**Exercise:**
Keep the wording of each record exactly the same when you repeat it, and leave out pictures.

Records from a data collection:
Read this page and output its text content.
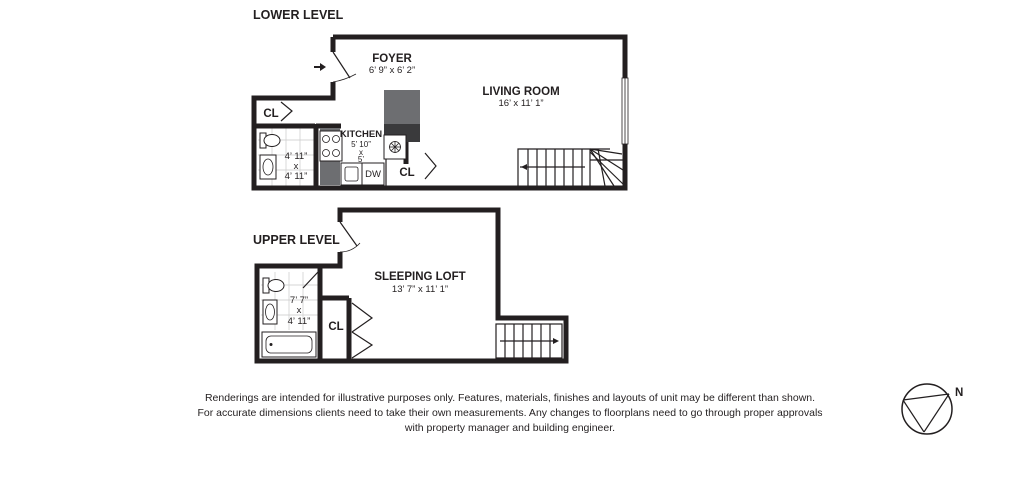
LOWER LEVEL
FOYER
6’ 9” x 6’ 2”
LIVING ROOM
16’ x 11’ 1”
KITCHEN
5’ 10”
x
5’
4’ 11”
x
4’ 11”
CL
CL
DW
UPPER LEVEL
SLEEPING LOFT
13’ 7” x 11’ 1”
7’ 7”
x
4’ 11” CL
N
Renderings are intended for illustrative purposes only. Features, materials, finishes and layouts of unit may be different than shown.
For accurate dimensions clients need to take their own measurements. Any changes to floorplans need to go through proper approvals
with property manager and building engineer.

**Result:**
Read this page and output its text content.
LOWER LEVEL
FOYER
6’ 9” x 6’ 2”
LIVING ROOM
16’ x 11’ 1”
KITCHEN
5’ 10”
x
5’
4’ 11”
x
4’ 11”
CL
CL
DW
UPPER LEVEL
SLEEPING LOFT
13’ 7” x 11’ 1”
7’ 7”
x
4’ 11” CL
N
Renderings are intended for illustrative purposes only. Features, materials, finishes and layouts of unit may be different than shown.
For accurate dimensions clients need to take their own measurements. Any changes to floorplans need to go through proper approvals
with property manager and building engineer.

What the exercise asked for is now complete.